Records about charts and figures
========================================================================
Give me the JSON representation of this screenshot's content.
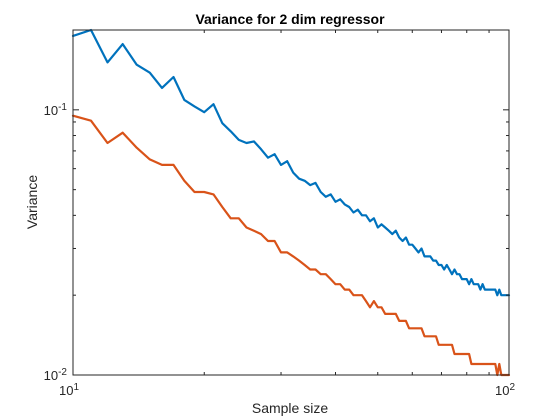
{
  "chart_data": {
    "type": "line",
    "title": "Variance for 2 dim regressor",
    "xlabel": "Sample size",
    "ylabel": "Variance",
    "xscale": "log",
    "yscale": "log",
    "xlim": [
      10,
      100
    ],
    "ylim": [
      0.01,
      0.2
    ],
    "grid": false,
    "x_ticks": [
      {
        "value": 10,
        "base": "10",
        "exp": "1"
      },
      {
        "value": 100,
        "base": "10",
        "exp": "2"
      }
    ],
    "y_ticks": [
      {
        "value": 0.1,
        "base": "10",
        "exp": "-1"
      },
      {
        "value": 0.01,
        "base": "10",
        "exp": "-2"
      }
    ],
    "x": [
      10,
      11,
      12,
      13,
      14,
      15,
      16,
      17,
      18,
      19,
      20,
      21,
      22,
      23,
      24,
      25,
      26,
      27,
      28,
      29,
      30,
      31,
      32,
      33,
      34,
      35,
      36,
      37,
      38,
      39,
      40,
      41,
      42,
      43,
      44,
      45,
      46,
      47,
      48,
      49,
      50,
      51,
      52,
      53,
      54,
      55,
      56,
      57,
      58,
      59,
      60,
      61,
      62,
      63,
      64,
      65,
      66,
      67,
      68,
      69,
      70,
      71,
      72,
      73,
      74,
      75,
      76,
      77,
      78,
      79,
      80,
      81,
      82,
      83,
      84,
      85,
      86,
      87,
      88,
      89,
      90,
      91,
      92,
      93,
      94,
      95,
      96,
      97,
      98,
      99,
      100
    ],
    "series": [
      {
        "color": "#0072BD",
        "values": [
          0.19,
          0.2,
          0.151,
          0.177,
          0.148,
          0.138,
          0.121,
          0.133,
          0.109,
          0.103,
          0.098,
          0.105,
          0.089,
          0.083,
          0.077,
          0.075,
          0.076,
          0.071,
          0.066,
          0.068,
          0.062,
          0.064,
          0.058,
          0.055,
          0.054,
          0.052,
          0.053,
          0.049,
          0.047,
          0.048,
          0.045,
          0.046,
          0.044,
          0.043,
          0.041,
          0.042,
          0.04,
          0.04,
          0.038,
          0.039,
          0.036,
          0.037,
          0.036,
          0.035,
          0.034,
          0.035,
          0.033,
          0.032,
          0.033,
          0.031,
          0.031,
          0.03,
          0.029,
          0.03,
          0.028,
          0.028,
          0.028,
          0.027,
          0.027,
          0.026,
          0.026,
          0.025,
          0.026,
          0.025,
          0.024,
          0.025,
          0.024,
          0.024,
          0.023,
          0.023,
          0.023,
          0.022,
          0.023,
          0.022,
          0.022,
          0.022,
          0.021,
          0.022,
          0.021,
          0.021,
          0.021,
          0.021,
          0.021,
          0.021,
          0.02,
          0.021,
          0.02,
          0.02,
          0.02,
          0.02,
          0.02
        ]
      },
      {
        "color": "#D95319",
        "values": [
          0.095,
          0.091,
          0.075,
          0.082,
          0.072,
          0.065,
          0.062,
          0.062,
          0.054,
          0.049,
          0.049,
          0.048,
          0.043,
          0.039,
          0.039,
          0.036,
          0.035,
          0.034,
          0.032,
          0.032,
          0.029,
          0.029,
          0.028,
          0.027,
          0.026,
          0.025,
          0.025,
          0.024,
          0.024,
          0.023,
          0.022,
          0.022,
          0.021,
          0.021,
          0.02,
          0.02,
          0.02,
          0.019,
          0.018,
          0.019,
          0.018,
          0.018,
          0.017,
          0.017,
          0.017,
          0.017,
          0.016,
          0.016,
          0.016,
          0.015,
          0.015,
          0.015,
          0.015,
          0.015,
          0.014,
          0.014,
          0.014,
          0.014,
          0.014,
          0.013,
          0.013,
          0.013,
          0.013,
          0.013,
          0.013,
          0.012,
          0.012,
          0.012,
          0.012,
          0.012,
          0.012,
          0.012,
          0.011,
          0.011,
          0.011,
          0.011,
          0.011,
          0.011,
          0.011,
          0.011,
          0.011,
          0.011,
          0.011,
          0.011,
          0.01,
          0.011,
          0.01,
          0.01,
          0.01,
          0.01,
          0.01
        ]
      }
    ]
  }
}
========================================================================
Exercise goal:
Return each line from the material above exactly, but not the pictures.

Response to this exercise:
Give me the JSON representation of this screenshot's content.
{
  "chart_data": {
    "type": "line",
    "title": "Variance for 2 dim regressor",
    "xlabel": "Sample size",
    "ylabel": "Variance",
    "xscale": "log",
    "yscale": "log",
    "xlim": [
      10,
      100
    ],
    "ylim": [
      0.01,
      0.2
    ],
    "grid": false,
    "x_ticks": [
      {
        "value": 10,
        "base": "10",
        "exp": "1"
      },
      {
        "value": 100,
        "base": "10",
        "exp": "2"
      }
    ],
    "y_ticks": [
      {
        "value": 0.1,
        "base": "10",
        "exp": "-1"
      },
      {
        "value": 0.01,
        "base": "10",
        "exp": "-2"
      }
    ],
    "x": [
      10,
      11,
      12,
      13,
      14,
      15,
      16,
      17,
      18,
      19,
      20,
      21,
      22,
      23,
      24,
      25,
      26,
      27,
      28,
      29,
      30,
      31,
      32,
      33,
      34,
      35,
      36,
      37,
      38,
      39,
      40,
      41,
      42,
      43,
      44,
      45,
      46,
      47,
      48,
      49,
      50,
      51,
      52,
      53,
      54,
      55,
      56,
      57,
      58,
      59,
      60,
      61,
      62,
      63,
      64,
      65,
      66,
      67,
      68,
      69,
      70,
      71,
      72,
      73,
      74,
      75,
      76,
      77,
      78,
      79,
      80,
      81,
      82,
      83,
      84,
      85,
      86,
      87,
      88,
      89,
      90,
      91,
      92,
      93,
      94,
      95,
      96,
      97,
      98,
      99,
      100
    ],
    "series": [
      {
        "color": "#0072BD",
        "values": [
          0.19,
          0.2,
          0.151,
          0.177,
          0.148,
          0.138,
          0.121,
          0.133,
          0.109,
          0.103,
          0.098,
          0.105,
          0.089,
          0.083,
          0.077,
          0.075,
          0.076,
          0.071,
          0.066,
          0.068,
          0.062,
          0.064,
          0.058,
          0.055,
          0.054,
          0.052,
          0.053,
          0.049,
          0.047,
          0.048,
          0.045,
          0.046,
          0.044,
          0.043,
          0.041,
          0.042,
          0.04,
          0.04,
          0.038,
          0.039,
          0.036,
          0.037,
          0.036,
          0.035,
          0.034,
          0.035,
          0.033,
          0.032,
          0.033,
          0.031,
          0.031,
          0.03,
          0.029,
          0.03,
          0.028,
          0.028,
          0.028,
          0.027,
          0.027,
          0.026,
          0.026,
          0.025,
          0.026,
          0.025,
          0.024,
          0.025,
          0.024,
          0.024,
          0.023,
          0.023,
          0.023,
          0.022,
          0.023,
          0.022,
          0.022,
          0.022,
          0.021,
          0.022,
          0.021,
          0.021,
          0.021,
          0.021,
          0.021,
          0.021,
          0.02,
          0.021,
          0.02,
          0.02,
          0.02,
          0.02,
          0.02
        ]
      },
      {
        "color": "#D95319",
        "values": [
          0.095,
          0.091,
          0.075,
          0.082,
          0.072,
          0.065,
          0.062,
          0.062,
          0.054,
          0.049,
          0.049,
          0.048,
          0.043,
          0.039,
          0.039,
          0.036,
          0.035,
          0.034,
          0.032,
          0.032,
          0.029,
          0.029,
          0.028,
          0.027,
          0.026,
          0.025,
          0.025,
          0.024,
          0.024,
          0.023,
          0.022,
          0.022,
          0.021,
          0.021,
          0.02,
          0.02,
          0.02,
          0.019,
          0.018,
          0.019,
          0.018,
          0.018,
          0.017,
          0.017,
          0.017,
          0.017,
          0.016,
          0.016,
          0.016,
          0.015,
          0.015,
          0.015,
          0.015,
          0.015,
          0.014,
          0.014,
          0.014,
          0.014,
          0.014,
          0.013,
          0.013,
          0.013,
          0.013,
          0.013,
          0.013,
          0.012,
          0.012,
          0.012,
          0.012,
          0.012,
          0.012,
          0.012,
          0.011,
          0.011,
          0.011,
          0.011,
          0.011,
          0.011,
          0.011,
          0.011,
          0.011,
          0.011,
          0.011,
          0.011,
          0.01,
          0.011,
          0.01,
          0.01,
          0.01,
          0.01,
          0.01
        ]
      }
    ]
  }
}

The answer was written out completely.